Collection entries:

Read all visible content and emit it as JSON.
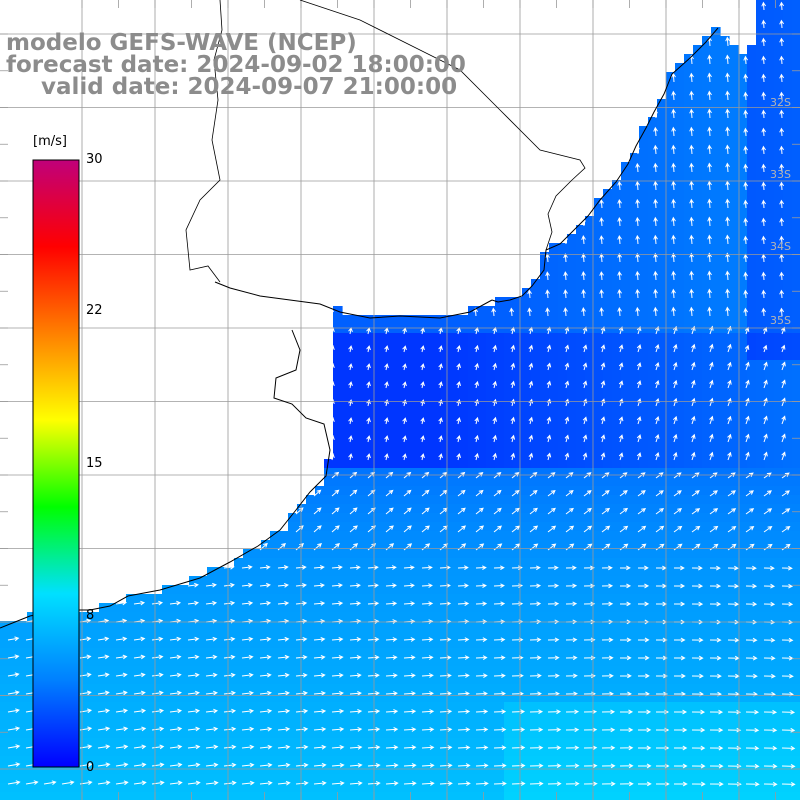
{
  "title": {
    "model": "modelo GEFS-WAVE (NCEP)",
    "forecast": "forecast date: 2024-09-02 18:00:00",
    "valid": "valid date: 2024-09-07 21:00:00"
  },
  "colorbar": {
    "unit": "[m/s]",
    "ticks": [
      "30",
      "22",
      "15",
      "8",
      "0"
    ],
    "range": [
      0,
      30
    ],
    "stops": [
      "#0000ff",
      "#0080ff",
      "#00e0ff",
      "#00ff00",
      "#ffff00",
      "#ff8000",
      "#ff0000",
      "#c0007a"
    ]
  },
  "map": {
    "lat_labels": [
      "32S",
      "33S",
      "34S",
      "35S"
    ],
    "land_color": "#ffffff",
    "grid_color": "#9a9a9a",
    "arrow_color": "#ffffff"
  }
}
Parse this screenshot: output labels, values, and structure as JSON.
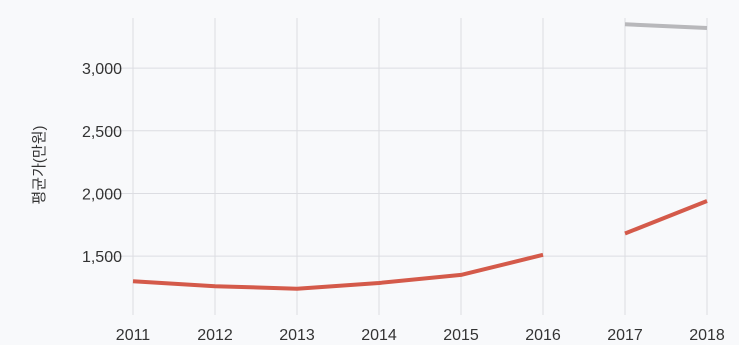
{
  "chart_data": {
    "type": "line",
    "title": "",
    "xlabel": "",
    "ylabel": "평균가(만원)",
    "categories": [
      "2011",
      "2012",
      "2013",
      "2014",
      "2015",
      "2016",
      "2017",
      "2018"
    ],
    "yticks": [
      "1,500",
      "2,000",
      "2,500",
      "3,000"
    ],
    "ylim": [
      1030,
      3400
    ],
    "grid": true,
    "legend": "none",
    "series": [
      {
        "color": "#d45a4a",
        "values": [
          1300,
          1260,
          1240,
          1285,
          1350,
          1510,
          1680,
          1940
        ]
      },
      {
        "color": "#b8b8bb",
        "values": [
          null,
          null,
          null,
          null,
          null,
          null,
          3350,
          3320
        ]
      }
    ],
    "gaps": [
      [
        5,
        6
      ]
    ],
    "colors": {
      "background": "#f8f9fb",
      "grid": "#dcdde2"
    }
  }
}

==

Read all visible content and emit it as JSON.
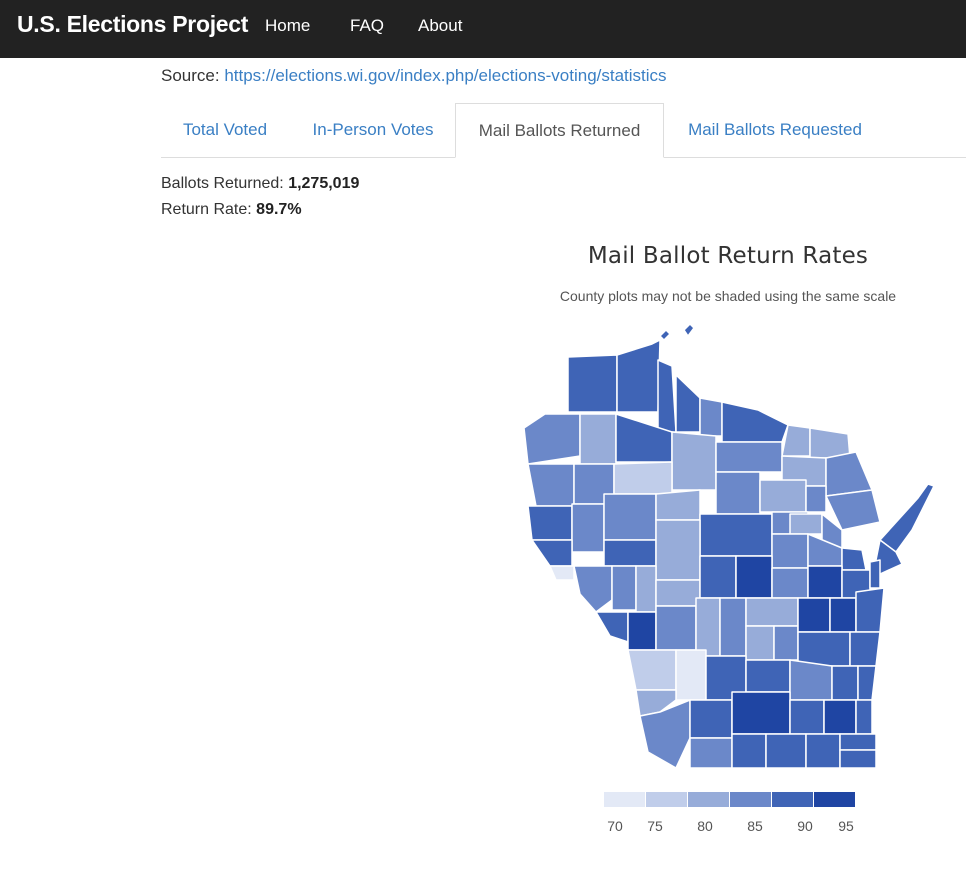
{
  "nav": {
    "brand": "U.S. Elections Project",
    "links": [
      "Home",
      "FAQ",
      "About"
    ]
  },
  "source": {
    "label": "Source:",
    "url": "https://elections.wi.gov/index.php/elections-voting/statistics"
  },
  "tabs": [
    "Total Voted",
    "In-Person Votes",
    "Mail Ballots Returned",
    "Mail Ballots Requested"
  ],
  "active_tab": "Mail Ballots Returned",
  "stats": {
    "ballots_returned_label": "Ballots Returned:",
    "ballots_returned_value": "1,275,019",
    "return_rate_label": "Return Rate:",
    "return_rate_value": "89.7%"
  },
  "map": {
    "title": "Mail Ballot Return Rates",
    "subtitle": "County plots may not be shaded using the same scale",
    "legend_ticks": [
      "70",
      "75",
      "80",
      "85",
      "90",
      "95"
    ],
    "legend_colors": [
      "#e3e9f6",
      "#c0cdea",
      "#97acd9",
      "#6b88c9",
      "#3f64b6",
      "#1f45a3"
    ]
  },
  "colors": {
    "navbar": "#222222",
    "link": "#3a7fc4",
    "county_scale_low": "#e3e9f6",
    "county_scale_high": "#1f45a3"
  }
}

» The exercise: Find every line in the records that has the string "date", then state how many there are and nothing else.

» Exercise response: 2